#### EXERCISE REQUIREMENTS
From the entries below, list each line with "صنعته".

#### PROVIDED INFORMATION
---------------

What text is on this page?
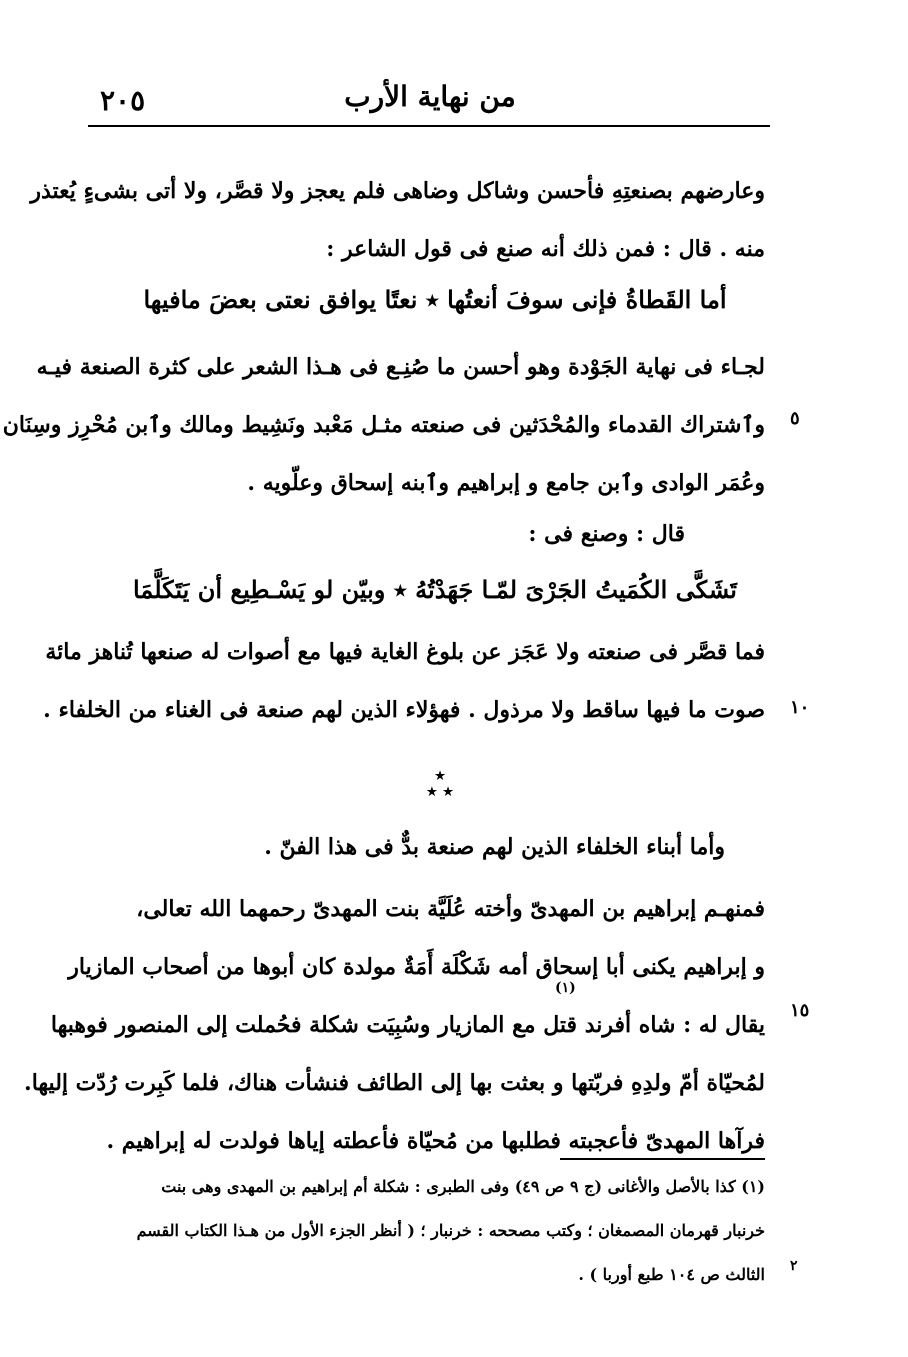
٢٠٥	من نهاية الأرب
وعارضهم بصنعتِهِ فأحسن وشاكل وضاهى فلم يعجز ولا قصَّر، ولا أتى بشىءٍ يُعتذر
منه . قال : فمن ذلك أنه صنع فى قول الشاعر :
أما القَطاةُ فإنى سوفَ أنعتُها ٭ نعتًا يوافق نعتى بعضَ مافيها
لجـاء فى نهاية الجَوْدة وهو أحسن ما صُنِـع فى هـذا الشعر على كثرة الصنعة فيـه
وٱشتراك القدماء والمُحْدَثين فى صنعته مثـل مَعْبد ونَشِيط ومالك وٱبن مُحْرِز وسِنَان
وعُمَر الوادى وٱبن جامع و إبراهيم وٱبنه إسحاق وعلّويه .
٥
قال : وصنع فى :
تَشَكَّى الكُمَيتُ الجَرْىَ لمّـا جَهَدْتُهُ ٭ وبيّن لو يَسْـطِيع أن يَتَكَلَّمَا
فما قصَّر فى صنعته ولا عَجَز عن بلوغ الغاية فيها مع أصوات له صنعها تُناهز مائة
صوت ما فيها ساقط ولا مرذول . فهؤلاء الذين لهم صنعة فى الغناء من الخلفاء . ١٠
٭
٭ ٭
وأما أبناء الخلفاء الذين لهم صنعة بدٌّ فى هذا الفنّ .
فمنهـم إبراهيم بن المهدىّ وأخته عُلَيَّة بنت المهدىّ رحمهما الله تعالى،
و إبراهيم يكنى أبا إسحاق أمه شَكْلَة أَمَةٌ مولدة كان أبوها من أصحاب المازيار
يقال له : شاه أفرند قتل مع المازيار وسُبِيَت شكلة فحُملت إلى المنصور فوهبها
لمُحيّاة أمّ ولدِهِ فربّتها و بعثت بها إلى الطائف فنشأت هناك، فلما كَبِرت رُدّت إليها.
فرآها المهدىّ فأعجبته فطلبها من مُحيّاة فأعطته إياها فولدت له إبراهيم .
(١)
١٥
(١) كذا بالأصل والأغانى (ج ٩ ص ٤٩) وفى الطبرى : شكلة أم إبراهيم بن المهدى وهى بنت
خرنبار قهرمان المصمغان ؛ وكتب مصححه : خرنبار ؛ ( أنظر الجزء الأول من هـذا الكتاب القسم
الثالث ص ١٠٤ طبع أوربا ) . ٢
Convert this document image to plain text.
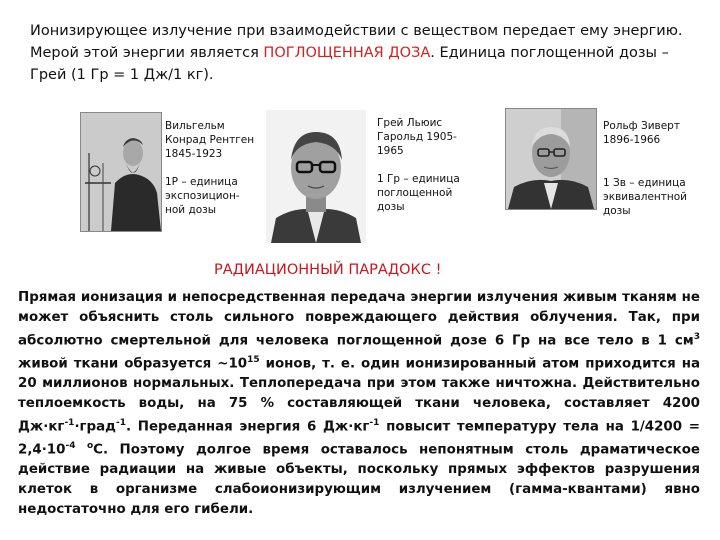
Ионизирующее излучение при взаимодействии с веществом передает ему энергию. Мерой этой энергии является ПОГЛОЩЕННАЯ ДОЗА. Единица поглощенной дозы – Грей (1 Гр = 1 Дж/1 кг).
Вильгельм Конрад Рентген 1845-1923
1Р – единица экспозицион-ной дозы
Грей Льюис Гарольд 1905-1965
1 Гр – единица поглощенной дозы
Рольф Зиверт 1896-1966
1 Зв – единица эквивалентной дозы
РАДИАЦИОННЫЙ ПАРАДОКС !

Прямая ионизация и непосредственная передача энергии излучения живым тканям не может объяснить столь сильного повреждающего действия облучения. Так, при абсолютно смертельной для человека поглощенной дозе 6 Гр на все тело в 1 $см^3$ живой ткани образуется $\sim 10^{15}$ ионов, т. е. один ионизированный атом приходится на 20 миллионов нормальных. Теплопередача при этом также ничтожна. Действительно теплоемкость воды, на 75 % составляющей ткани человека, составляет 4200 $Дж\cdot кг^{-1}\cdot град^{-1}$. Переданная энергия 6 $Дж\cdot кг^{-1}$ повысит температуру тела на $1/4200 = 2,4\cdot 10^{-4}$ $^о$С. Поэтому долгое время оставалось непонятным столь драматическое действие радиации на живые объекты, поскольку прямых эффектов разрушения клеток в организме слабоионизирующим излучением (гамма-квантами) явно недостаточно для его гибели.
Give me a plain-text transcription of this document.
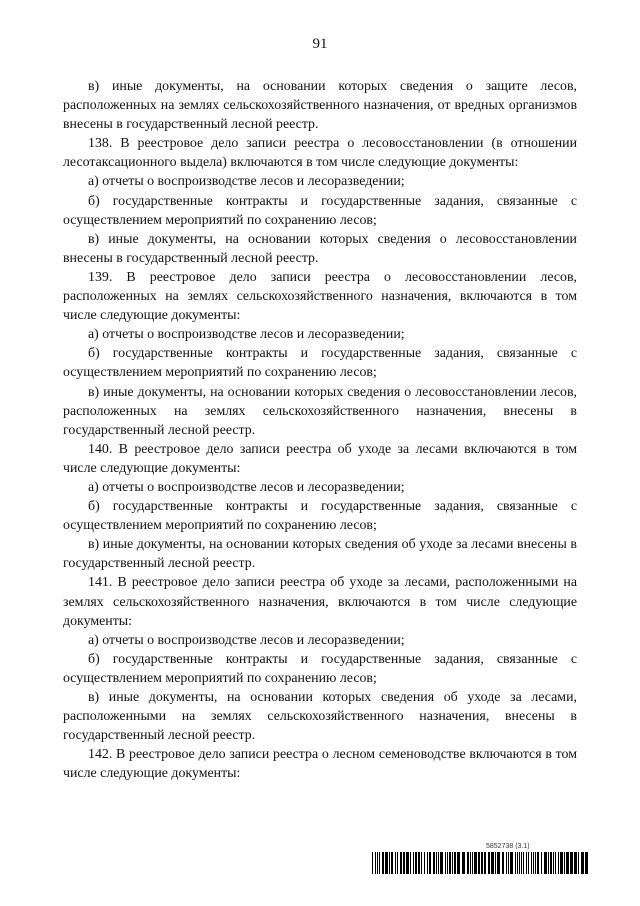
91

в) иные документы, на основании которых сведения о защите лесов, расположенных на землях сельскохозяйственного назначения, от вредных организмов внесены в государственный лесной реестр.

138. В реестровое дело записи реестра о лесовосстановлении (в отношении лесотаксационного выдела) включаются в том числе следующие документы:

а) отчеты о воспроизводстве лесов и лесоразведении;

б) государственные контракты и государственные задания, связанные с осуществлением мероприятий по сохранению лесов;

в) иные документы, на основании которых сведения о лесовосстановлении внесены в государственный лесной реестр.

139. В реестровое дело записи реестра о лесовосстановлении лесов, расположенных на землях сельскохозяйственного назначения, включаются в том числе следующие документы:

а) отчеты о воспроизводстве лесов и лесоразведении;

б) государственные контракты и государственные задания, связанные с осуществлением мероприятий по сохранению лесов;

в) иные документы, на основании которых сведения о лесовосстановлении лесов, расположенных на землях сельскохозяйственного назначения, внесены в государственный лесной реестр.

140. В реестровое дело записи реестра об уходе за лесами включаются в том числе следующие документы:

а) отчеты о воспроизводстве лесов и лесоразведении;

б) государственные контракты и государственные задания, связанные с осуществлением мероприятий по сохранению лесов;

в) иные документы, на основании которых сведения об уходе за лесами внесены в государственный лесной реестр.

141. В реестровое дело записи реестра об уходе за лесами, расположенными на землях сельскохозяйственного назначения, включаются в том числе следующие документы:

а) отчеты о воспроизводстве лесов и лесоразведении;

б) государственные контракты и государственные задания, связанные с осуществлением мероприятий по сохранению лесов;

в) иные документы, на основании которых сведения об уходе за лесами, расположенными на землях сельскохозяйственного назначения, внесены в государственный лесной реестр.

142. В реестровое дело записи реестра о лесном семеноводстве включаются в том числе следующие документы:

5852738 (3.1)
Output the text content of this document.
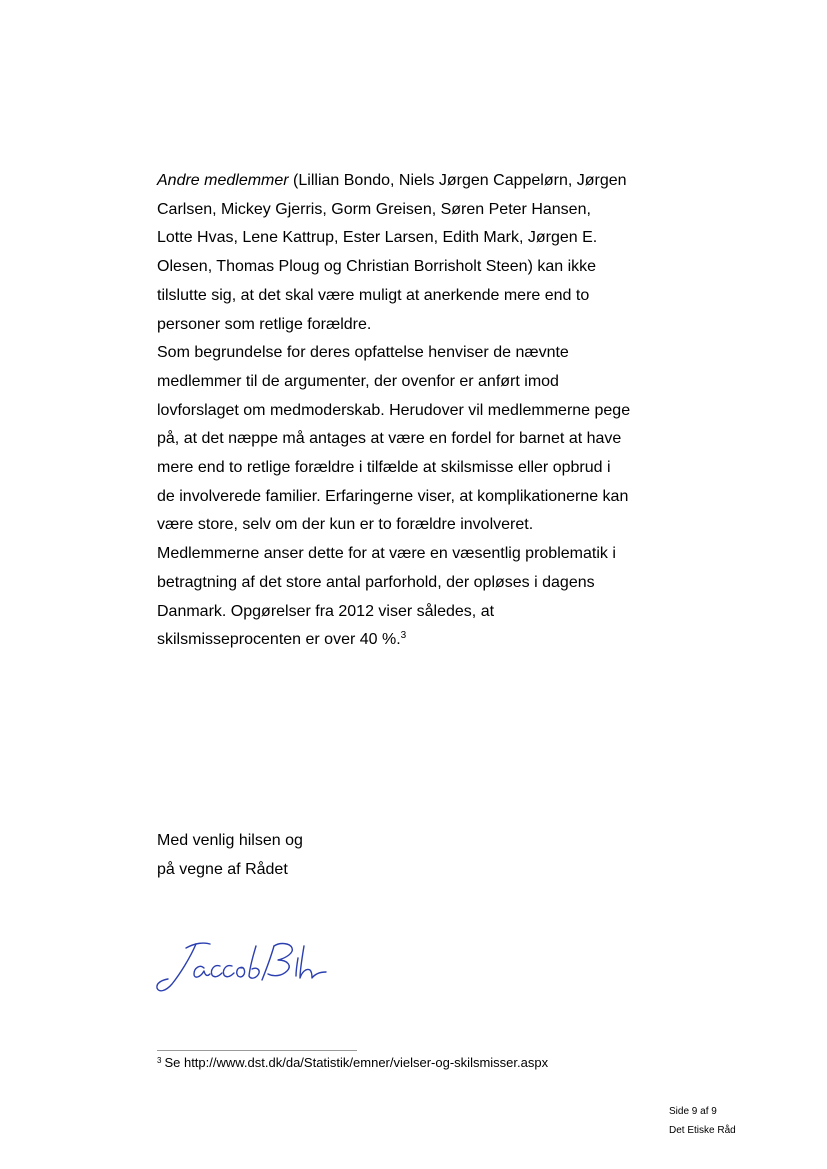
Andre medlemmer (Lillian Bondo, Niels Jørgen Cappelørn, Jørgen
Carlsen, Mickey Gjerris, Gorm Greisen, Søren Peter Hansen,
Lotte Hvas, Lene Kattrup, Ester Larsen, Edith Mark, Jørgen E.
Olesen, Thomas Ploug og Christian Borrisholt Steen) kan ikke
tilslutte sig, at det skal være muligt at anerkende mere end to
personer som retlige forældre.

Som begrundelse for deres opfattelse henviser de nævnte
medlemmer til de argumenter, der ovenfor er anført imod
lovforslaget om medmoderskab. Herudover vil medlemmerne pege
på, at det næppe må antages at være en fordel for barnet at have
mere end to retlige forældre i tilfælde at skilsmisse eller opbrud i
de involverede familier. Erfaringerne viser, at komplikationerne kan
være store, selv om der kun er to forældre involveret.
Medlemmerne anser dette for at være en væsentlig problematik i
betragtning af det store antal parforhold, der opløses i dagens
Danmark. Opgørelser fra 2012 viser således, at
skilsmisseprocenten er over 40 %.$^3$

Med venlig hilsen og
på vegne af Rådet
$^3$ Se http://www.dst.dk/da/Statistik/emner/vielser-og-skilsmisser.aspx
Side 9 af 9
Det Etiske Råd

---------------

#### EXERCISE OUTPUT
وٱشتراك القدماء والمُحْدَثين فى صنعته مثـل مَعْبد ونَشِيط ومالك وٱبن مُحْرِز وسِنَان
فما قصَّر فى صنعته ولا عَجَز عن بلوغ الغاية فيها مع أصوات له صنعها تُناهز مائة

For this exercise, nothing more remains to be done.